═════ Supplied records

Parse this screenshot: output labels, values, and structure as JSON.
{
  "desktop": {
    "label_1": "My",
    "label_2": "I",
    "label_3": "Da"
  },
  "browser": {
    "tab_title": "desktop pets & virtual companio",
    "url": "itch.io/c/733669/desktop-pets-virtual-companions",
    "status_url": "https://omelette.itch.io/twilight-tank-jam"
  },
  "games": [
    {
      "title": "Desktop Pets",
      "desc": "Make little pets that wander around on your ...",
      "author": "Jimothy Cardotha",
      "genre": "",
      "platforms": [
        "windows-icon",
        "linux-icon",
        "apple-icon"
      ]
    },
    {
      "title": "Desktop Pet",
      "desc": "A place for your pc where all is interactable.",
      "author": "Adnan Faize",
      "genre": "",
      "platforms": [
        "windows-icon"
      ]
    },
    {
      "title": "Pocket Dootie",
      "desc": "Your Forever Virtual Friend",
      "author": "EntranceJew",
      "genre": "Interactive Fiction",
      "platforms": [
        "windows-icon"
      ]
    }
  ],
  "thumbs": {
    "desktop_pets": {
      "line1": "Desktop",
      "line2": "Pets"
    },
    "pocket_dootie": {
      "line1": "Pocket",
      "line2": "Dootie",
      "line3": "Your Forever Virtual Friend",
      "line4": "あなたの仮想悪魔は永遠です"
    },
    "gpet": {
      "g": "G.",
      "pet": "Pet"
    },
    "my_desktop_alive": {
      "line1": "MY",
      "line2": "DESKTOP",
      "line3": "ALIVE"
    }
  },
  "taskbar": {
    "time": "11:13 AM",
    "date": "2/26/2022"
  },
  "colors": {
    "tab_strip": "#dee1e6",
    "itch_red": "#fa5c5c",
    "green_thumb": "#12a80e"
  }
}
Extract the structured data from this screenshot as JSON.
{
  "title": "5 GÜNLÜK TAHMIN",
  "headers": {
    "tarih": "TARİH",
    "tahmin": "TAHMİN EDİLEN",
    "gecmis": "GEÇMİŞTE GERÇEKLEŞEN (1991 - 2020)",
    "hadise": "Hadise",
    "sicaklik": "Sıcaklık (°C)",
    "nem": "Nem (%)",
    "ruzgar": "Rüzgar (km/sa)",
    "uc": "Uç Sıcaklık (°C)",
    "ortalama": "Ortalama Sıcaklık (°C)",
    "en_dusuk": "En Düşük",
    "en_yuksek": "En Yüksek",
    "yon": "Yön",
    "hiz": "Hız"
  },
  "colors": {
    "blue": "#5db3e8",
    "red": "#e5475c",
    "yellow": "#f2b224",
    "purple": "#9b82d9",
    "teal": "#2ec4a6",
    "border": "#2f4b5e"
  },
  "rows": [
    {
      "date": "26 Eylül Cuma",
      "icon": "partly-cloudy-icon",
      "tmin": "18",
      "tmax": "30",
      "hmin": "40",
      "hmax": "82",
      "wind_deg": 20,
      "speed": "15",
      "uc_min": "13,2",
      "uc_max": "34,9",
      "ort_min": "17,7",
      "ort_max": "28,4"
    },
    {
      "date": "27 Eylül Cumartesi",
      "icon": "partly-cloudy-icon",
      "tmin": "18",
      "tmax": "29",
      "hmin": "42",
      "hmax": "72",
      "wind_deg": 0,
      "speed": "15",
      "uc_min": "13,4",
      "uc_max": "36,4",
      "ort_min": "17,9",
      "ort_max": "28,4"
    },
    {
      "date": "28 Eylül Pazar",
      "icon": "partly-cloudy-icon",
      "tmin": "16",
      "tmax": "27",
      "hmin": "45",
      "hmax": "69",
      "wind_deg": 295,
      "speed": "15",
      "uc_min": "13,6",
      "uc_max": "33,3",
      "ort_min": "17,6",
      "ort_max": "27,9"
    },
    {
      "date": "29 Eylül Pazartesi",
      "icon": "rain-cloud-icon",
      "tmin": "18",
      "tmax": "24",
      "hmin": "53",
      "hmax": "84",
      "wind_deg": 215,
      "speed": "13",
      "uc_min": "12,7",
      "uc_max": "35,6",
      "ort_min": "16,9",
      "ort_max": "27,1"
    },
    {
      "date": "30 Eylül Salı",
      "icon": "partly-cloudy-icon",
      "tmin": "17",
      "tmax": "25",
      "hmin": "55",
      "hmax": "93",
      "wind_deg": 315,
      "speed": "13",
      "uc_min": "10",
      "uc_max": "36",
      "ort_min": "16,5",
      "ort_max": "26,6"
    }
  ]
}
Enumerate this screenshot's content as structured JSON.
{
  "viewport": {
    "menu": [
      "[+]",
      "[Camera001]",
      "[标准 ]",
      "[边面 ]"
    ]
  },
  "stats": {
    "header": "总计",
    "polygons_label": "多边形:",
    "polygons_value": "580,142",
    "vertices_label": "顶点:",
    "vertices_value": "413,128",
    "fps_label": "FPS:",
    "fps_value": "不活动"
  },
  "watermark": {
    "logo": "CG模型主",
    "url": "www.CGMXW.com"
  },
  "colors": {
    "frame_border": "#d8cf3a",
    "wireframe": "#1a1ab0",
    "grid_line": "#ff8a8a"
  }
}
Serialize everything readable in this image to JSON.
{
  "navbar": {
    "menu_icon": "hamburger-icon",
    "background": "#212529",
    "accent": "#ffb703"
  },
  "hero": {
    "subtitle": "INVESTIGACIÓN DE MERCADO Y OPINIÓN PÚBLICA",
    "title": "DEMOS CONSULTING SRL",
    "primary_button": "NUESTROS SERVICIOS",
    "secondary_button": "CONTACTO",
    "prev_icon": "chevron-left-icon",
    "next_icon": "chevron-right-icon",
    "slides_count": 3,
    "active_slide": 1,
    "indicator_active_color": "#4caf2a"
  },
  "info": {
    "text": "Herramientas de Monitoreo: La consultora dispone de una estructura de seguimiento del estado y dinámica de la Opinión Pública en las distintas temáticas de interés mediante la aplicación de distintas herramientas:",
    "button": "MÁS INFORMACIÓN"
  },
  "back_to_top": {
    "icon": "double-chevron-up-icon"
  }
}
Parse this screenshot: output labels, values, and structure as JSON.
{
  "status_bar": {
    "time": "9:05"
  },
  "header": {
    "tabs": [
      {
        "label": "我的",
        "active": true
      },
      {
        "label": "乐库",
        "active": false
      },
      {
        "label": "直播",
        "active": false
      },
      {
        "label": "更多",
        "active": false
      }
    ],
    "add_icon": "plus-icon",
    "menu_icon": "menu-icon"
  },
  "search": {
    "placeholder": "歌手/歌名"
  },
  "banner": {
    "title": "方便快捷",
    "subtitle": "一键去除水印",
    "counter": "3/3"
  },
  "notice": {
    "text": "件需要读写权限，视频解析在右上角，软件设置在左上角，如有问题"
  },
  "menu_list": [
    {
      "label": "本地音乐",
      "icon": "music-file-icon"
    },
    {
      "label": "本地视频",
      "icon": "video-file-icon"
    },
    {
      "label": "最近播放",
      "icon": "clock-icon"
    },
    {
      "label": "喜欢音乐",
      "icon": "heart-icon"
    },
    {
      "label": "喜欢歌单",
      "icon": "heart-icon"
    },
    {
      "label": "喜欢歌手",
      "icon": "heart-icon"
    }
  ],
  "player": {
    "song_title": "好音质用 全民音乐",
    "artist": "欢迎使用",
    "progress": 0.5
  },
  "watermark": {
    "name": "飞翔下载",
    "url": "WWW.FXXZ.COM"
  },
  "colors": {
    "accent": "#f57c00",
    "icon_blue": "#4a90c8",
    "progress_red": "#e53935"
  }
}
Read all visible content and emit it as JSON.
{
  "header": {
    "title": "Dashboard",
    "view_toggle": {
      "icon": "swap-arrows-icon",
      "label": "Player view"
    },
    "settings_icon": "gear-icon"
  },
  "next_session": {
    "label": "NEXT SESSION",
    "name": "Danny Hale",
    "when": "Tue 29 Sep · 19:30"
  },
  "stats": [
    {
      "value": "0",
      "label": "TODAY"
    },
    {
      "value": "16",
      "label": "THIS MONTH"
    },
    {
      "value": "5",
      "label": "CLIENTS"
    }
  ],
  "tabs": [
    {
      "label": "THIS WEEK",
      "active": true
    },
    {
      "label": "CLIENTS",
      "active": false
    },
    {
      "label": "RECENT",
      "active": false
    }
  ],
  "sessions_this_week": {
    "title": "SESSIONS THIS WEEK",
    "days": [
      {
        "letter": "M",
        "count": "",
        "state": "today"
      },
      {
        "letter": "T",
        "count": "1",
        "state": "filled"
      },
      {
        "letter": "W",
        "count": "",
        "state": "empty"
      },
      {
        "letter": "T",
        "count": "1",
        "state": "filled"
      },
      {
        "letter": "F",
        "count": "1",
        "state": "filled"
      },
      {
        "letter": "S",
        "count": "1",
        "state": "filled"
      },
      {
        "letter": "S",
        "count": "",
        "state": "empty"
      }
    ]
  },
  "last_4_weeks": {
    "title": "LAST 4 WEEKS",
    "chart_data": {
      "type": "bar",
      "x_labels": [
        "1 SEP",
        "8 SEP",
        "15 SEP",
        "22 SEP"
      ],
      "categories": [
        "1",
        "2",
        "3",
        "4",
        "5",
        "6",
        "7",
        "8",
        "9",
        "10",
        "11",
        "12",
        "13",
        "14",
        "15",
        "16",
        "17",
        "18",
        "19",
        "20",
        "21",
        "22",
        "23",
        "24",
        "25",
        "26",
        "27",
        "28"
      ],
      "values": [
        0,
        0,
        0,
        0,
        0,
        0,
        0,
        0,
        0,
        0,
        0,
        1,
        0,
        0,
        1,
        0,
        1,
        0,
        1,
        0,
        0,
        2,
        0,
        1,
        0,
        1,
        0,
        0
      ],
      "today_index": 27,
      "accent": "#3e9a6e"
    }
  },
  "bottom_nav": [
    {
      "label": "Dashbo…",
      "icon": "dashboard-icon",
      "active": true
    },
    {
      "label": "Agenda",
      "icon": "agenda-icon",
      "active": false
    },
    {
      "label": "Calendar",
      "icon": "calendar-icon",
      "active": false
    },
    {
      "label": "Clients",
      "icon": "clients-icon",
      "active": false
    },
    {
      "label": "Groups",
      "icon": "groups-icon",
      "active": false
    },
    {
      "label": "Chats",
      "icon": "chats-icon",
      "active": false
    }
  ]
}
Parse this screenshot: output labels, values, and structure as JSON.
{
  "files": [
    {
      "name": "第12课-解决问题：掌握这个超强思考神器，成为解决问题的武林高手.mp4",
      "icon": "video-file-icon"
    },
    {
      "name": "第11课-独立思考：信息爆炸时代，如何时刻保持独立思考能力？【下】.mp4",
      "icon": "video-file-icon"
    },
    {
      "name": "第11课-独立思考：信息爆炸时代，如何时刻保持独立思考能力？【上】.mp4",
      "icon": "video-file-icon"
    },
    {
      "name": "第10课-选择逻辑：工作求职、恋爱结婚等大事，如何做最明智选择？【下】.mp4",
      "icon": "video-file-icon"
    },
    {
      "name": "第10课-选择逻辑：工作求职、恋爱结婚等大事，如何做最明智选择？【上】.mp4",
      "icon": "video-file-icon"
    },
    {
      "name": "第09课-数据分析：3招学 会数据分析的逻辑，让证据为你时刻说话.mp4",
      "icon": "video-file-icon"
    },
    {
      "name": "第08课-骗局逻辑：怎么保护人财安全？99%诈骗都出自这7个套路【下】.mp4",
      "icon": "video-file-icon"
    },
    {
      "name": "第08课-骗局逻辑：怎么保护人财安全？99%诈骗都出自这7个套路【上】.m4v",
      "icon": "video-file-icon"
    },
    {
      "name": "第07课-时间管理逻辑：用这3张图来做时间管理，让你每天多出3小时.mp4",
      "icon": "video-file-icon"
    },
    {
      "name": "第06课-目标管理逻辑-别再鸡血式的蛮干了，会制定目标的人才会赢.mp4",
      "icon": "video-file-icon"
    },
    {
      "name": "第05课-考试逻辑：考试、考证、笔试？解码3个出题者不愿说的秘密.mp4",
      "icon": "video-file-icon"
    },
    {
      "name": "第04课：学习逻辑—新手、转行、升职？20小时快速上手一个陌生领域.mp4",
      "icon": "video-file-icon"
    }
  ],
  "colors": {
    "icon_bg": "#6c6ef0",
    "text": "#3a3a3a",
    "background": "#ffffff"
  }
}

══════════

• [What is needed] List every line above containing the word "content".

• [Final result]
Enumerate this screenshot's content as structured JSON.
Read all visible content and emit it as JSON.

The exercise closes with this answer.